▶ _Text block_:
►

This is all built on a 270-year-old Faustian bargain between the Saudi clan and a fundamentalist leader

abdul aziz ibn saud

Abdul Aziz Ibn Saud, better known as Ibn Saud — the first king of Saudi Arabia. Photo from 1922. (General Photographic Agency/Getty Images)

In 1744, when the place we now know as Saudi Arabia was divided among many fractious clans, a minor clan leader named Mohammed ibn al-Saud met Muhammed ibn al-Wahhab, a Sunni religious figure preaching an austere, puritanical interpretation of Islam. They struck an alliance: Wahhab would support the Saudi family as political rulers, and the Saudis would spread Wahhab's ultra-conservative doctrine and let him set religious code within their territory.

Wahhabism, as Wahhab's doctrines came to be known, gave al-Saud a believing tax base and an ideological justification for uniting the peninsula under his rule. "Without Wahhabism," London School of Economics Professor Madawi al-Rasheed writes, "it is highly unlikely that ... [Saudi] leadership would have assumed much political significance."

With the support of Wahhab and his followers, by the early 1800s the Saudi family had expanded their control from a small holding in the center of the Arabian peninsula to essentially all of what we now call Saudi Arabia, an area larger than present-day Mexico. As Saudi political control spread, so did the power of the Wahhabi clerical establishment. And as the empire grew, so did Saudi reliance on Wahhabi doctrine to unify and rule.

Why the Wahhabists wanted to bring back ancient practices

The Ottoman Empire destroyed the Saudi state in 1818, but Saudi rule returned a century later, reestablishing Saudi Arabia as we now know it 1932. The Saudi-Wahhabi alliance remained the core of the national ideology, and remains so to this day.

Wahhabism is a sort of fundamentalist revivalism, emphasizing a return to what its ultra-conservative proponents see as the core and original Muslim values. As such, it takes a fairly literalist view of Islamic law — and is willing to use the force of the state to back that up.

In the Wahhabi view, punishments such as public beheadings, though seen as barbaric by virtually the rest of the world — including the Muslim world — are justified and indeed important because they are perceived throwbacks to the Prophet Mohammed's seventh-century rule, and one of many ways in which the Wahhabists sought to turn back to clock to what they saw as a better era. That the punishments are medieval is the point.

In this view, "the death penalty or stoning for adultery and fornication, flogging and amputation for stealing, and punishments of retribution, are sanctioned by the Quran and are unchangeable," legal scholar Shahid M. Shahidullah explains. Wahhabist interpretation of "sharia law is the exclusive foundation of criminal justice" in Saudi Arabia.

So the centuries-old political bargain between the Wahhabis and the ruling explains why the Saudi criminal code sanctions such brutal punishments.

The Saudis keep these practices not out of religious devotion, but because of politics

king abdullah morality police

This photo shows, on right, now-King Abdullah, then the crown prince, speaking to an unidentified member of the religious police in 2004. (Bilal Qabalan/AFP/Getty Images)

◄

▶ _Supplied information_:
►

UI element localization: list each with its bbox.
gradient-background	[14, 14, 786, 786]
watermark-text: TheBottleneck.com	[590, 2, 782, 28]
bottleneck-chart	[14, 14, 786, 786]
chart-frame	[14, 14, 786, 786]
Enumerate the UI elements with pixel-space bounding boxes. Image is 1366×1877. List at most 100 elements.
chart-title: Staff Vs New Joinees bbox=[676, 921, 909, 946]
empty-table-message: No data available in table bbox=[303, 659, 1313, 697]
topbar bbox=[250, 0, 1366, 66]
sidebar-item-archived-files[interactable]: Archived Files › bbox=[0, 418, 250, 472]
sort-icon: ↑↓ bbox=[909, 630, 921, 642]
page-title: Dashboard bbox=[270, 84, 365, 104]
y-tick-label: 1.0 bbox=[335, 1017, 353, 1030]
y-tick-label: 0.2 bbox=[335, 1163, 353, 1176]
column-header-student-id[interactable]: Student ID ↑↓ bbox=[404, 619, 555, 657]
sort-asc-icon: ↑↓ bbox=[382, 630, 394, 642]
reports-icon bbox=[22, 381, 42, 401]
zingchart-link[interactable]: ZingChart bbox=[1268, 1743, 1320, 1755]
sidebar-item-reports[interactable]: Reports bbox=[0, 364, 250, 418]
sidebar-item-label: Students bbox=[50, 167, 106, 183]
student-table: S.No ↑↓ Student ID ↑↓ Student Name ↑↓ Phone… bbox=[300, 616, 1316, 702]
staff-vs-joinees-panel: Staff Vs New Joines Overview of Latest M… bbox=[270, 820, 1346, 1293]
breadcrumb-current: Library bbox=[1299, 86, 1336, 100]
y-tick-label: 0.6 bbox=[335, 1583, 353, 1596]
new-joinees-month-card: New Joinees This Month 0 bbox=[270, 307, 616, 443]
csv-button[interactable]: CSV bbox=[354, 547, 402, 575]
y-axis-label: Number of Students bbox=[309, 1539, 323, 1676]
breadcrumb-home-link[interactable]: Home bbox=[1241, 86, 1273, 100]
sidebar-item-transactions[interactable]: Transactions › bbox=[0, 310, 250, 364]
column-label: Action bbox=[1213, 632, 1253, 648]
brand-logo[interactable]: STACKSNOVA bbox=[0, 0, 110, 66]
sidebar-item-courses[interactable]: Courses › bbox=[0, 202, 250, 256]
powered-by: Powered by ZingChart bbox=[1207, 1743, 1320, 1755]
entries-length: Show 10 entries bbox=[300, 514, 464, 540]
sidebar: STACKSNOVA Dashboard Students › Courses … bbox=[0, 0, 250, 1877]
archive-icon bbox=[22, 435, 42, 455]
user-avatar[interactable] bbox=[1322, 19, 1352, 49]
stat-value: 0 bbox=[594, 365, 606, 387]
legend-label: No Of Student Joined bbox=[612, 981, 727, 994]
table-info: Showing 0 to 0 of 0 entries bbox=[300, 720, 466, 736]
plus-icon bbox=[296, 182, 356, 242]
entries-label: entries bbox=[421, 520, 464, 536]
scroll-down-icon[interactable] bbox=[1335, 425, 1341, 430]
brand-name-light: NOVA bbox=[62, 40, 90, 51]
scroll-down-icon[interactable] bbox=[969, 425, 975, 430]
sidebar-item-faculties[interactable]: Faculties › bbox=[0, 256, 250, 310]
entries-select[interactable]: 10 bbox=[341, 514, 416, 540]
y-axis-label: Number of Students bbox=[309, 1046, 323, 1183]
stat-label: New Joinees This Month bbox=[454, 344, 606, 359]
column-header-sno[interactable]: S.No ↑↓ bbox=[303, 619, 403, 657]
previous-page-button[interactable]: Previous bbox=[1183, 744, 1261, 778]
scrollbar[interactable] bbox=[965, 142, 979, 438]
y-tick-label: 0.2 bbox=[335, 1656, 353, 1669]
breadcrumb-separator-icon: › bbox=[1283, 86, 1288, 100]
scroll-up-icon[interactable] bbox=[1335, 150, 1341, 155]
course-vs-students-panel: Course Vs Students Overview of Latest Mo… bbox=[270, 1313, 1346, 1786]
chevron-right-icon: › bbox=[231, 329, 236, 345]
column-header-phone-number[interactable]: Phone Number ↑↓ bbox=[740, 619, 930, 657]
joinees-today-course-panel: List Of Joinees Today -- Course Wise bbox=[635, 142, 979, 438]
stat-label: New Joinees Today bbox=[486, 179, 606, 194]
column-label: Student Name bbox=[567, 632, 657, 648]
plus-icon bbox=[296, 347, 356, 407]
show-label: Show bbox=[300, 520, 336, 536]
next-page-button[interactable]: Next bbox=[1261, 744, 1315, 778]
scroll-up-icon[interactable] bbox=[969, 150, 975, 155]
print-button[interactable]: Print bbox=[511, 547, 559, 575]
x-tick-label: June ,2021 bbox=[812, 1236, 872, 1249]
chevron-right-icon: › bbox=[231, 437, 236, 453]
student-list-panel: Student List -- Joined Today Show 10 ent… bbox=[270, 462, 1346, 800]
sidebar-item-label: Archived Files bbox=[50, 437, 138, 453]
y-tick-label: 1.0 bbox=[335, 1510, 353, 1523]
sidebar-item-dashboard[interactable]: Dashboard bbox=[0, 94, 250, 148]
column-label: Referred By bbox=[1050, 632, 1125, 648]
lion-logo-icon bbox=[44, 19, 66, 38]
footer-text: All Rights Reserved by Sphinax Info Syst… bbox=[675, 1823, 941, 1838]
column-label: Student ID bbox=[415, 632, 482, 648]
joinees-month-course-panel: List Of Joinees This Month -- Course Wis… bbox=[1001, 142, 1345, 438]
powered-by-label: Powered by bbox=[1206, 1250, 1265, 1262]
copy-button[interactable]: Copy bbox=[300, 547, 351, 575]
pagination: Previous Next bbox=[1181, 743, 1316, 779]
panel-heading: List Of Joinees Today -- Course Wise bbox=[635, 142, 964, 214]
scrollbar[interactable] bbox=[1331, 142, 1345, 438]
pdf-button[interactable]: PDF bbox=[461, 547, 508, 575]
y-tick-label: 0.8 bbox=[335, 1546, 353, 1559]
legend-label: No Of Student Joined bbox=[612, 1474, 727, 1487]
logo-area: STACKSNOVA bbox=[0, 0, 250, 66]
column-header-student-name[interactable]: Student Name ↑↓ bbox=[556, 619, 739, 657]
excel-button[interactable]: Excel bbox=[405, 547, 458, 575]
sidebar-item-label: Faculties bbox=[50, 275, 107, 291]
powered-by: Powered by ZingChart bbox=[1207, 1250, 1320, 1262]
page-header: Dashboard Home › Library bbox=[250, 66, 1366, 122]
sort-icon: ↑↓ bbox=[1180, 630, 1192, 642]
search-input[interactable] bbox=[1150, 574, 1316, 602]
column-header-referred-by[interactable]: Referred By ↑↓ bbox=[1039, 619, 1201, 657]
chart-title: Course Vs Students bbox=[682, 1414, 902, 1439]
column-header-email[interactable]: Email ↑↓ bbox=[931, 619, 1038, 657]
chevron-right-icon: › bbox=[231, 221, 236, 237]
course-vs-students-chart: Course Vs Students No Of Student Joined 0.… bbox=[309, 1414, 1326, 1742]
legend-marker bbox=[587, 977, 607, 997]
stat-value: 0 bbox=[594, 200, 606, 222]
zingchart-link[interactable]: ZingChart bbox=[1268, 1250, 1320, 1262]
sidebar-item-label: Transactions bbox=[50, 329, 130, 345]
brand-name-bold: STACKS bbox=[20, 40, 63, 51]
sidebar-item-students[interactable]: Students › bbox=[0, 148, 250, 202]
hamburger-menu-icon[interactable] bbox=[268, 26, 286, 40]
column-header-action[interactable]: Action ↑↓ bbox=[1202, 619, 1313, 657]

◄

▶ _Stated exercise 1_: Do these statements agree with the excerpt on the Saudi-Wahhabi alliance? Answer yes or no for each and quote the deciding words from the excerpt. (a) The Ottoman Empire destroyed the Saudi state in 1818. (b) By the early 1800s, the territory under Saudi control was smaller than present-day Mexico. (c) Under the alliance, Wahhab would support the Saudi family as political rulers.
▶ _Stated exercise 2_: According to the excerpt on the Saudi-Wahhabi alliance, in what year did Mohammed ibn al-Saud meet Muhammed ibn al-Wahhab?
▶ _Stated exercise 3_: Can you carry on the excerpt on the Saudi-Wahhabi alliance, starting right after its last sentence?

▶ _Output 1_:
(a) Yes: "The Ottoman Empire destroyed the Saudi state in 1818"
(b) No: "an area larger than present-day Mexico"
(c) Yes: "Wahhab would support the Saudi family as political rulers"

▶ _Output 2_: 1744.

▶ _Output 3_:
Over the past several decades, as individual members of the Saudi royal family have grown up far more exposed to outside ideas and formal education, they have drifted away from the country's Wahhabi roots. That has included some modest reforms to the justice system.

"Successive monarchs of the kingdom supported selective modernization of the kingdom in many areas, including law and justice." Shahidullah writes. "It is for this relatively liberal perspective of the Saudi ruling monarchy that a number of law and justice institutions have recently grown to establish strict procedural guidelines on the implementation of sharia law."

And yet, the medieval punishments remain. There are two main reasons for this, both of which have far more to do with politics than religion. First, the Saudi royal family still believes it needs the support of the ultra-conservative clerical establishment to hold power, just as it did in the 1700s. And these punishments are a way of appeasing those clerics. Second, the Saudi royal family is a dictatorship that earnestly fears unrest, and uses severe punishments as one of several tools to stifle dissent or grassroots organizing.

That first point, though, may be the most important. The Saudi monarchy sees itself as stuck between a powerful, ultra-conservative clerical establishment on one side and the practical realities of running a modern country on the other. Public beheadings are one way that the Saudis continue to allow Wahhabist control over religious matters, and thus preempt Wahhabist opposition to the monarchy's modest modernizations and pro-Western foreign policy.

This tension has long defined the country: in 1979, religious extremists seized the Grand Mosque in Mecca, demanding the overthrow of the Saudi monarchy for betraying ultra-conservative Islamist ideals. The siege, which killed over 200 people, led the Saudis to try to prevent future attacks by co-opting radical Islam where it could, to be more extremist than the extremists. In 1991, when elements of the Saudi clerical establishment practically revolted over the monarchy allowing US troops to temporarily base there, the monarchy again responded by co-opting the extremists, encouraging them to fund jihadists abroad rather than make trouble at home.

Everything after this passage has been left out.